◆ Text block
Start
Game Review: Knights of the Round

Given my repeated (and likely obnoxious) posts regarding the ways that oriental culture is badly translated by occidental culture for entertainment purposes, I figure that the same scrutiny aimed in the opposite direction is in order.

There's plenty of material for this, especially with the recent release of Takashi Miike's Sukiyaki Western Django and Kim Ji-Won's The Good, the Bad and the Weird, two films in which the hoary trappings of the Western are now populated with Asian actors. Furthermore, there are probably a bazillion Anime that either adapt western literature or use European period settings, such as the influential Shojo anime series "The Rose of Versailles." Plumbing the dusty archives of my memory for all of the video games I've wasted my time playing over the years, however, I recall a Capcom developed, Final Fight-esque brawler developed for CPS2 hardware and originally released in Arcades (but that I first played as an SNES port) titled Knights of the Round.

It is as it sounds: a brainless side scrolling beat-em-up coin muncher based on Arthurian legends in the most inappropriate and superficial ways. And as it probably sounds: I love it.
End
◆ Record set
Start
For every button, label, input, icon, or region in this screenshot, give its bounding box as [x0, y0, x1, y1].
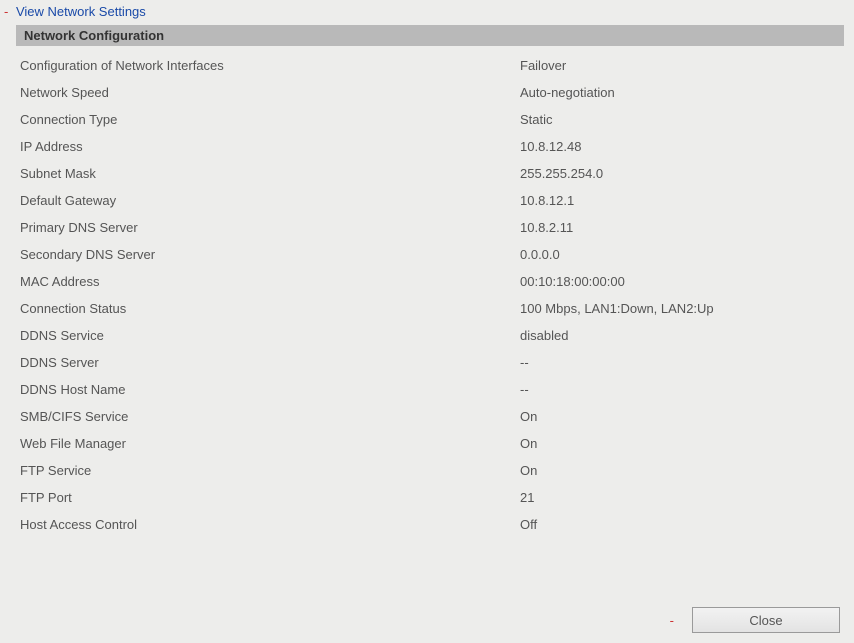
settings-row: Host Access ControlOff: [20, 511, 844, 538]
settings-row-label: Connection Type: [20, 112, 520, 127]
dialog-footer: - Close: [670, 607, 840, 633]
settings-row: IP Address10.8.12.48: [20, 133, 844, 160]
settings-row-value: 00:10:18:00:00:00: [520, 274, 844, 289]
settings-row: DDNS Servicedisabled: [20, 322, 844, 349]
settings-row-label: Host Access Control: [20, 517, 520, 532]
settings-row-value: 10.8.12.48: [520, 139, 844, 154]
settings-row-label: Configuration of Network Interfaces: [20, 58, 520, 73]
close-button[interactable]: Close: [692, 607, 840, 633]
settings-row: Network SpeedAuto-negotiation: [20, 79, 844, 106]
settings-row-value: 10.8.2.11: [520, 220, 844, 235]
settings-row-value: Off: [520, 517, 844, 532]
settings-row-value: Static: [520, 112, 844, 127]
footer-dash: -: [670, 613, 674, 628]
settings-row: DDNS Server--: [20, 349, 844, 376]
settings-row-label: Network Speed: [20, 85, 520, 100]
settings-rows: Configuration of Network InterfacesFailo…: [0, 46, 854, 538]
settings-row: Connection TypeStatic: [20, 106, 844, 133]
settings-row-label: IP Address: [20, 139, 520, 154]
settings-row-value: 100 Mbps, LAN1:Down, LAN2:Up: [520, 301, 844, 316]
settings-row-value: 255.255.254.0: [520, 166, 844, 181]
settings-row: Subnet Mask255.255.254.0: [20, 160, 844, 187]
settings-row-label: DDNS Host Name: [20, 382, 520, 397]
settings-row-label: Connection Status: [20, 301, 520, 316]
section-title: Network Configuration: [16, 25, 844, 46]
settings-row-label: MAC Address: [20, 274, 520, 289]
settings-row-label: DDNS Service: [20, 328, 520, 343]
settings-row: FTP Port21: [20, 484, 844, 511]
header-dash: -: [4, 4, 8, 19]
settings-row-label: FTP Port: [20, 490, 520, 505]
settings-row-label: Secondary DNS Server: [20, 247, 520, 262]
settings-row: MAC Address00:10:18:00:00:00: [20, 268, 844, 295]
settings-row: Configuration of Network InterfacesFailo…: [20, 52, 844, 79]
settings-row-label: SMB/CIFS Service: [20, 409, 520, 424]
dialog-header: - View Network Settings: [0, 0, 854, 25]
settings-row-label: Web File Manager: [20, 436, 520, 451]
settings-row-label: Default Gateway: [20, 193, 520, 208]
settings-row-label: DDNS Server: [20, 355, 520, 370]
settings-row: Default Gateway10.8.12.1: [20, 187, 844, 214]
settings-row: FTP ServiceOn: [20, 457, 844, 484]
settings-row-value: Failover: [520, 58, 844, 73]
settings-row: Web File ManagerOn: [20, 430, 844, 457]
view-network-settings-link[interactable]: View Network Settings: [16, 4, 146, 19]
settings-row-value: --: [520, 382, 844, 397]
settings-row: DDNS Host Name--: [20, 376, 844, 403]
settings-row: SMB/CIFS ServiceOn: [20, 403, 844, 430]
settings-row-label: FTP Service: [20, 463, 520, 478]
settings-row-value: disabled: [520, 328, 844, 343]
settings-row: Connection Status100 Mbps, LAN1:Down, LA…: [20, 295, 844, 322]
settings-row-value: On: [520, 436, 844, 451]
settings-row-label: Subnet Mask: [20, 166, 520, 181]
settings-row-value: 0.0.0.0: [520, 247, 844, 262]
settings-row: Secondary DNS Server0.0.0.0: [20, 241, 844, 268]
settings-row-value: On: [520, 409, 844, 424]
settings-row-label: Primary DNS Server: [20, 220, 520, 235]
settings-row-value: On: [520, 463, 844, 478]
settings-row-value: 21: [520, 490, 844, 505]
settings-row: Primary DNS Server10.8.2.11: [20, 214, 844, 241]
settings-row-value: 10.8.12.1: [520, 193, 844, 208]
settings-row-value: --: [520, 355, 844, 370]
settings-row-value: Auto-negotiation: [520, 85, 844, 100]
End
◆ Exercise prompt
Continue the review of the game Knights of the Round from the point where it stops.

◆ Answer to the problem
So I fired up Capcom Classics Collection Vol. 2 with the intent of coming up with funny things to say about a game in which Franco-English-Germanic myth is reductively pasted onto a generic model of a brainless early nineties side-scrolling arcade game. The funny moments are unfortunately few, to be honest. There is a certain amount of humor to be derived from the haphazard way that about five centuries worth of arms and armory has been assembled for use by the enemy armies. Rapier wielding acrobats fight alongside Zweihander swinging warriors dressed in full plate armor, while bosses range from a mechanically operated suit of armor to a Japanese swordsman in red named Muramasa. At no point in the work of Malory nor in the romances attributed to Chretien de Troyes have the knights quested to the far eastern lands of Japan. Same goes for the ending, in which it turns out that in the course of quelling rebellions throughout the British lands, Arthur, Perceval and Lancelot were also looking for the Holy Grail, which was sitting in a castle of a local Italian warlord named Garibaldi. Who knew?

The game itself is Final Fight. An attack button and a jump button are utilized, and the three characters are differentiated between power (Perceval) and speed (Lancelot) with Arthur being the most balanced of the group. The controls work fine, the graphics are bright and attractive, and the difficulty is absurd. Arcade games are not known to be fair to the player - their goal is to eat as many quarters as they possibly can, and that means that the player has to lose, and lose often. The SNES cartridge gives you nine credits, the PS2 Capcom Classics Collection gives you unlimited credits. Items can be attacked, splitting them and allowing a second player to take half. The horse riding mechanic is unimportant. The characters also level up, but truthfully, the only differences are cosmetic.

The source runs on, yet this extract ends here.